» **Written instruction**
Check every line below for the string "свиньѣ", and copy the lines that contain it.

--- START ---

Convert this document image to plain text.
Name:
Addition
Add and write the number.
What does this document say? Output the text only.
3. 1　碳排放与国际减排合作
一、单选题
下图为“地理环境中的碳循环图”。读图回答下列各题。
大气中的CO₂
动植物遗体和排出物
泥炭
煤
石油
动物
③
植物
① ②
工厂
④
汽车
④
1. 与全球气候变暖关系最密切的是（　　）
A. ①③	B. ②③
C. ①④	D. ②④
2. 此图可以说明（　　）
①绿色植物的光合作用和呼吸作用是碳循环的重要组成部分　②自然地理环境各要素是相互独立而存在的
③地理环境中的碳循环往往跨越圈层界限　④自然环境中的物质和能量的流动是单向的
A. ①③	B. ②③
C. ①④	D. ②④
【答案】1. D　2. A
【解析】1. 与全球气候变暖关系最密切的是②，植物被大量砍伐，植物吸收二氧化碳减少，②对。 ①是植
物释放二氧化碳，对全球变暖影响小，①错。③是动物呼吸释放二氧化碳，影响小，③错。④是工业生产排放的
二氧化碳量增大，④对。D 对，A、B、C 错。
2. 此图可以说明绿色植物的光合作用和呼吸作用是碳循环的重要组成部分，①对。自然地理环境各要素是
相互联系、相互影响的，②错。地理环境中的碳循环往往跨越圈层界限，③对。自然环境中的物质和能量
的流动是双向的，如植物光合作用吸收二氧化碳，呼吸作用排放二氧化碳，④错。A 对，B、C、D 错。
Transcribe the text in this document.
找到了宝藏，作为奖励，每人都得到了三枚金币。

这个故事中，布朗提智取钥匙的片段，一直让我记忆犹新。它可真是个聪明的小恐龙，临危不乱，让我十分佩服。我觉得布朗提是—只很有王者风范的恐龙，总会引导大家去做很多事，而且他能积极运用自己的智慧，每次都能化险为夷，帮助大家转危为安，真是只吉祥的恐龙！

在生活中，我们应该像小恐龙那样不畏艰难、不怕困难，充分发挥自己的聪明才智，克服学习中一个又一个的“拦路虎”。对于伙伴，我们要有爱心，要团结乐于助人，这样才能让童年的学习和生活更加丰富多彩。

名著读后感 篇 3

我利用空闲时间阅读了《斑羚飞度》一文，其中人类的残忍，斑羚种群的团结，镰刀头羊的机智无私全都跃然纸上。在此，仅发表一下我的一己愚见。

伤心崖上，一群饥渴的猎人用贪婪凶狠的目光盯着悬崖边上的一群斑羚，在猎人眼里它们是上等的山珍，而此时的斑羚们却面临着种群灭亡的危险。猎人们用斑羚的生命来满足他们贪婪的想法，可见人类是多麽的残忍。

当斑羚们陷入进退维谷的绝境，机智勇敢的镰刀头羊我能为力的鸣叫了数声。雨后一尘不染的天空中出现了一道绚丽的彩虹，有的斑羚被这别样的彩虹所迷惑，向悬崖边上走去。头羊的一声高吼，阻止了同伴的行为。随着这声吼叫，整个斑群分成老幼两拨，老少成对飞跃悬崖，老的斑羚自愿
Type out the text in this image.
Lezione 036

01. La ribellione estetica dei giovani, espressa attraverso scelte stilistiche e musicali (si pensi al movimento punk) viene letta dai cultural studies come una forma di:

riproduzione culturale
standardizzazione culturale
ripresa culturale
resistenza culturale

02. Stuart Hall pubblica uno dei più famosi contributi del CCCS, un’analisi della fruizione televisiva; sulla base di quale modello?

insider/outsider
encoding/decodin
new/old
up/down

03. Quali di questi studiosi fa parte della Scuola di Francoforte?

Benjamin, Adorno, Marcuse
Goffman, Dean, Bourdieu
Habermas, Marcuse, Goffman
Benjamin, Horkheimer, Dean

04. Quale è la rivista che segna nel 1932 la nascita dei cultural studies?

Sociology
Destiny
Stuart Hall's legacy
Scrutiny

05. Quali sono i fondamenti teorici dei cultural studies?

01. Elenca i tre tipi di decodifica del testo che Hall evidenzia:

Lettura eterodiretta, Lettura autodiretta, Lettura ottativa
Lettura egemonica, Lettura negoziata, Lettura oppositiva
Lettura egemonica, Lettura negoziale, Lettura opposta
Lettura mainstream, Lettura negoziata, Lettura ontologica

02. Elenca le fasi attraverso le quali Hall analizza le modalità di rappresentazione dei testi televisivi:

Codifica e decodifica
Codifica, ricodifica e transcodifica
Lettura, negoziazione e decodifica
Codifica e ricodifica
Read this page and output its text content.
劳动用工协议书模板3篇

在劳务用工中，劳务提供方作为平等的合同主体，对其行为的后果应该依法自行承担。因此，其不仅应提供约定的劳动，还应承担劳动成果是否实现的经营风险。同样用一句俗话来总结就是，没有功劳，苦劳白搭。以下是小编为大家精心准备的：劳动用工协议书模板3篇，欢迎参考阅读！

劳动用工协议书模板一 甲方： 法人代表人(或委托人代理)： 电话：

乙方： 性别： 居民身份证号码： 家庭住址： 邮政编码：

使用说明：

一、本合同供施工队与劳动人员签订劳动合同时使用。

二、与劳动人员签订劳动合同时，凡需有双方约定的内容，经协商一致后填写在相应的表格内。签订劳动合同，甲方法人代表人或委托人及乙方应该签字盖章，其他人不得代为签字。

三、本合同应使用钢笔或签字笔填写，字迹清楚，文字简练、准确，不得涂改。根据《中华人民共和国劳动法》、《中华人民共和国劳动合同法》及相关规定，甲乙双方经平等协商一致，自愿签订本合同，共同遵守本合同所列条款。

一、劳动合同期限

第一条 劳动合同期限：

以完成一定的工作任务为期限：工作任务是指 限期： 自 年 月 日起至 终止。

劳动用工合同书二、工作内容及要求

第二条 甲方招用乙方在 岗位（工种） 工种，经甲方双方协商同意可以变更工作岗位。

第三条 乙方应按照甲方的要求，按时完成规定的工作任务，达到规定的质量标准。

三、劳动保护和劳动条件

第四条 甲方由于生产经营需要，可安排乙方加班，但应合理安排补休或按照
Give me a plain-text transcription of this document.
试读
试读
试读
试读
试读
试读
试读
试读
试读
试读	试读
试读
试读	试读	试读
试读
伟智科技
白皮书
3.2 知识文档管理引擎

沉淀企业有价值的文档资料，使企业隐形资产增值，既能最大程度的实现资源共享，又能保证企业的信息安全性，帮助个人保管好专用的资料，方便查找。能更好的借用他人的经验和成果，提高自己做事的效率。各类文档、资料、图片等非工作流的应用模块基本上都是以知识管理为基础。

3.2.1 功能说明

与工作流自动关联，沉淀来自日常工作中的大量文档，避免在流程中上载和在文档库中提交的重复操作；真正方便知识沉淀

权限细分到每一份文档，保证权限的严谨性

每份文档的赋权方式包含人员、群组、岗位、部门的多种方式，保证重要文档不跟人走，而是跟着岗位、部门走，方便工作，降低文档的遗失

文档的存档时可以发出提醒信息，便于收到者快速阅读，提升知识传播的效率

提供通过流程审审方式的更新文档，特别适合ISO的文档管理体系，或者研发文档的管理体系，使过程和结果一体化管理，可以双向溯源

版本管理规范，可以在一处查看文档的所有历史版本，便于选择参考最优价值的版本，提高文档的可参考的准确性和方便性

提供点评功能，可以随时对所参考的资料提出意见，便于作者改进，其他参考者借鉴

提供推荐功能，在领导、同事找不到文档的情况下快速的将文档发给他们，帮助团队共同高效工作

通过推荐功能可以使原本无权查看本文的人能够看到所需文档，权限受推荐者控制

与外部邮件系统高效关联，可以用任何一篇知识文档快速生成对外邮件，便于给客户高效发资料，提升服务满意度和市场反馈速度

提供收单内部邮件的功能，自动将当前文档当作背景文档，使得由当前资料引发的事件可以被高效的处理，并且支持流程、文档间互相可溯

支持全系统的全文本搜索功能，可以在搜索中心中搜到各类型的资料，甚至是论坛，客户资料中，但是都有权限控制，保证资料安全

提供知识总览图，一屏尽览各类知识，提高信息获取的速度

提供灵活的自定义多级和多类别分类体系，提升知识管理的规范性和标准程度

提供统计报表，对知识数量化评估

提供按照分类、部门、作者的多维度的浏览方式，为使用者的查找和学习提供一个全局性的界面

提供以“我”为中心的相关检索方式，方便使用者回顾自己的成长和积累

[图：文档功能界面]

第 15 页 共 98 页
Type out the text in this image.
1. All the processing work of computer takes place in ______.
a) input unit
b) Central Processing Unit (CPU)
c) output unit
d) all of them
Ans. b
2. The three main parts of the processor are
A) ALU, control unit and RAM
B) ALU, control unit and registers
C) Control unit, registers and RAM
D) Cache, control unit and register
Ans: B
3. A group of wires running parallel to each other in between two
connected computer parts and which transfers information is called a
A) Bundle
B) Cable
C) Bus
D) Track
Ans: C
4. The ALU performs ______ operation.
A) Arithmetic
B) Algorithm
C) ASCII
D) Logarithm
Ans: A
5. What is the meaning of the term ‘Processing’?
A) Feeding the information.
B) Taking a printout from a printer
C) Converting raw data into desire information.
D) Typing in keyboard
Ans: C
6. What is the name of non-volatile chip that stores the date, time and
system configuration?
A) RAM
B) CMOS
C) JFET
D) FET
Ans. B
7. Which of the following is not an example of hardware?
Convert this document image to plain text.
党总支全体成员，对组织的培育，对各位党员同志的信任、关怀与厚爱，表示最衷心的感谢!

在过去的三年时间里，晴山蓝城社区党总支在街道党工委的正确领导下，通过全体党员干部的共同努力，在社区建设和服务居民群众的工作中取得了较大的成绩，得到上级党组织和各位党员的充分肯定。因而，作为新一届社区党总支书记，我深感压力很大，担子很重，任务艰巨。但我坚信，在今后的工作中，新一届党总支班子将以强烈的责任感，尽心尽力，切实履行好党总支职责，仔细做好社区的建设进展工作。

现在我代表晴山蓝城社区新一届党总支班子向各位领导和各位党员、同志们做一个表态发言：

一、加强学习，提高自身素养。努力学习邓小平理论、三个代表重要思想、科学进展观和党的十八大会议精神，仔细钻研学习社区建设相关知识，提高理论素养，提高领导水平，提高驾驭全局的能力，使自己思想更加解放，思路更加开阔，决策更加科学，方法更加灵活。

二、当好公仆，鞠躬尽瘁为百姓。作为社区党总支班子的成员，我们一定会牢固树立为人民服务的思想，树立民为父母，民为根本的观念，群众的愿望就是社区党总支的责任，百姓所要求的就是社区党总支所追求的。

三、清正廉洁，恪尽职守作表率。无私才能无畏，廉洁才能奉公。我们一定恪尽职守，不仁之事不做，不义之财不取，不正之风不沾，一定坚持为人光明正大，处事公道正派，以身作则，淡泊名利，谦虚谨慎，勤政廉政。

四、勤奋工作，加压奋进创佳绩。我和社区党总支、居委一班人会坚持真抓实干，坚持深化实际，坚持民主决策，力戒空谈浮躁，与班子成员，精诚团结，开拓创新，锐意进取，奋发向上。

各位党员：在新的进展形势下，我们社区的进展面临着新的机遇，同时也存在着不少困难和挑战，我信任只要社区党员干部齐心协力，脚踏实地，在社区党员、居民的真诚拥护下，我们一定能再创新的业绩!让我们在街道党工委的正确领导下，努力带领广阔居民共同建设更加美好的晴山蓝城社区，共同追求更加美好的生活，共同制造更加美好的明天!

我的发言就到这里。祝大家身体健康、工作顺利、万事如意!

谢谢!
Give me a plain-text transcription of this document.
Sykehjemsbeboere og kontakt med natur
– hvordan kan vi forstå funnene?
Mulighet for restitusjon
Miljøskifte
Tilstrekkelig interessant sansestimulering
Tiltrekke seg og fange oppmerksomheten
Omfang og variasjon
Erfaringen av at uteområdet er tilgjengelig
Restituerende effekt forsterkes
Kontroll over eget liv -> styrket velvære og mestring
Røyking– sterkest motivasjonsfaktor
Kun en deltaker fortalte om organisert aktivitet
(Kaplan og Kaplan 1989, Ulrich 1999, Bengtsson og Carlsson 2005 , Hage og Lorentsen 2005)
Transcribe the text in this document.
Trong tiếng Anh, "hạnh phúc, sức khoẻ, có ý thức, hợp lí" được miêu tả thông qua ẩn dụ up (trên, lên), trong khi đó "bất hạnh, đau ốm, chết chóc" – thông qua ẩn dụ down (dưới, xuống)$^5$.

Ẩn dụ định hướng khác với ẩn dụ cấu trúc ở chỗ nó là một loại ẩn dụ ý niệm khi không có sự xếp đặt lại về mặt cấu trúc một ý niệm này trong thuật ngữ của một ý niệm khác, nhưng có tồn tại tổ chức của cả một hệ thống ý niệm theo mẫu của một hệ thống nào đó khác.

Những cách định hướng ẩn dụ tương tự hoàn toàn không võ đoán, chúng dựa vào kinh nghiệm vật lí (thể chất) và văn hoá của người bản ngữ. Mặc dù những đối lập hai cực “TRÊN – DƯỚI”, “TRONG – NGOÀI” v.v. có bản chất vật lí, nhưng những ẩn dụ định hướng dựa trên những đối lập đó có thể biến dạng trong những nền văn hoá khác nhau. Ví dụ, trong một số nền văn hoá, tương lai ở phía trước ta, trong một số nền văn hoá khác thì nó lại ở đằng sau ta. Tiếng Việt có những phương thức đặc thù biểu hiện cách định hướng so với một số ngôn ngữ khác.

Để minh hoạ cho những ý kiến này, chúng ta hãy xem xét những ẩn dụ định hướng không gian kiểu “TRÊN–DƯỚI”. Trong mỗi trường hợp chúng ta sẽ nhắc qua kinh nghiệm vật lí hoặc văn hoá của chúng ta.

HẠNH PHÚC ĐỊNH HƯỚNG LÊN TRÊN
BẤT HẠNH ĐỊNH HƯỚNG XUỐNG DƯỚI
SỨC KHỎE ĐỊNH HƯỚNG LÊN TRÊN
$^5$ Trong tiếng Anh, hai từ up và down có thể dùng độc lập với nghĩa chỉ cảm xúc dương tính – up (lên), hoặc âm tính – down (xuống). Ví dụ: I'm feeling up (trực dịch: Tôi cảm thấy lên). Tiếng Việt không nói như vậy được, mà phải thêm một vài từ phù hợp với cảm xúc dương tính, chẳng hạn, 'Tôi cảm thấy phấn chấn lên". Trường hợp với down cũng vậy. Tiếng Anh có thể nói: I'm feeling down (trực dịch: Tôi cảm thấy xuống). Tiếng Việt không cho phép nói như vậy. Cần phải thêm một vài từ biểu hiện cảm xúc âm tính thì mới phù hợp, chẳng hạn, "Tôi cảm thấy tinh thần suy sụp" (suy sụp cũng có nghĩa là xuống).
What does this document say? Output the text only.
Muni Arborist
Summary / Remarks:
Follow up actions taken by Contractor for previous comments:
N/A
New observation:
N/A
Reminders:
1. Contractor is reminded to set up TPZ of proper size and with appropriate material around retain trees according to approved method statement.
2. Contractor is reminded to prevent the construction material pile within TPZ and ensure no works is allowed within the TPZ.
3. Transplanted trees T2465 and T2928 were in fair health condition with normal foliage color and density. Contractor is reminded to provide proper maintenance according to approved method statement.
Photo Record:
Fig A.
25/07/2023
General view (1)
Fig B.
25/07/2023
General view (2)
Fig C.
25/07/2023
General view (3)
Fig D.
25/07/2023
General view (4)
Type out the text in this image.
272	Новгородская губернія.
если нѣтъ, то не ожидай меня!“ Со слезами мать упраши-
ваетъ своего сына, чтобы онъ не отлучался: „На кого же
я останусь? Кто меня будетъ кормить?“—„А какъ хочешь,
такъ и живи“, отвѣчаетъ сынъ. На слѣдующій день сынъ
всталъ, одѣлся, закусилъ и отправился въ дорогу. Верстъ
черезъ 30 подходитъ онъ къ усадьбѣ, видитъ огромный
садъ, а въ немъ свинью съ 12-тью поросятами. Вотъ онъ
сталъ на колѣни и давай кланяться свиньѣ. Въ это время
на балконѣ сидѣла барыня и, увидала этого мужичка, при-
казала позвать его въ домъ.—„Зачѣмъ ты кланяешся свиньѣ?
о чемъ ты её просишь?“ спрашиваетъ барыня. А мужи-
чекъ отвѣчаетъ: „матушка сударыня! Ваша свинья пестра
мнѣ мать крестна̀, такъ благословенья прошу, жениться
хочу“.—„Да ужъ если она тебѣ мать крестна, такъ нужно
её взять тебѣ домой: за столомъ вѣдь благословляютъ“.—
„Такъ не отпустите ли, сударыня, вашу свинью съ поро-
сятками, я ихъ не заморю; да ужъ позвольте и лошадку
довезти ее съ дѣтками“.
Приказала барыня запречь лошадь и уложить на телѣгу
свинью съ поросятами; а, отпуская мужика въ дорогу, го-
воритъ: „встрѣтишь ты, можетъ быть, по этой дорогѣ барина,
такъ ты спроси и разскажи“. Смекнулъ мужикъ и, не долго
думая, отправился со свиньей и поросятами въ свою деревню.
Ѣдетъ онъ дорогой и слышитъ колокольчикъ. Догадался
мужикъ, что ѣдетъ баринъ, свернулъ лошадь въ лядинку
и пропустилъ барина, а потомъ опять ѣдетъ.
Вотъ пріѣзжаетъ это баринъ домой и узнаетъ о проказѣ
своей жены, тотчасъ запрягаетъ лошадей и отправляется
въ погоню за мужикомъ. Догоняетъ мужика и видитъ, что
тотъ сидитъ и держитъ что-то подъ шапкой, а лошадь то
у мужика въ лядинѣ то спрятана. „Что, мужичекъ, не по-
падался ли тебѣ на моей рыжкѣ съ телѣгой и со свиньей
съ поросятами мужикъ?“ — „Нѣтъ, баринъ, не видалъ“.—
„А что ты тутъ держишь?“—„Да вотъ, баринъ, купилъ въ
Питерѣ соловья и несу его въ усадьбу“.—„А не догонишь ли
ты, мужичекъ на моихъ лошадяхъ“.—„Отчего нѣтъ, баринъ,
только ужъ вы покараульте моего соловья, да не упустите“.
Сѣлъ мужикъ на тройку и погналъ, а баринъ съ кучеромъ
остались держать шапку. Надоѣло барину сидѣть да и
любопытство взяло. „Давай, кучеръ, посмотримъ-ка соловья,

--- END ---

» **Response for this exercise**
сталъ на колѣни и давай кланяться свиньѣ. Въ это время
казала позвать его въ домъ.—„Зачѣмъ ты кланяешся свиньѣ?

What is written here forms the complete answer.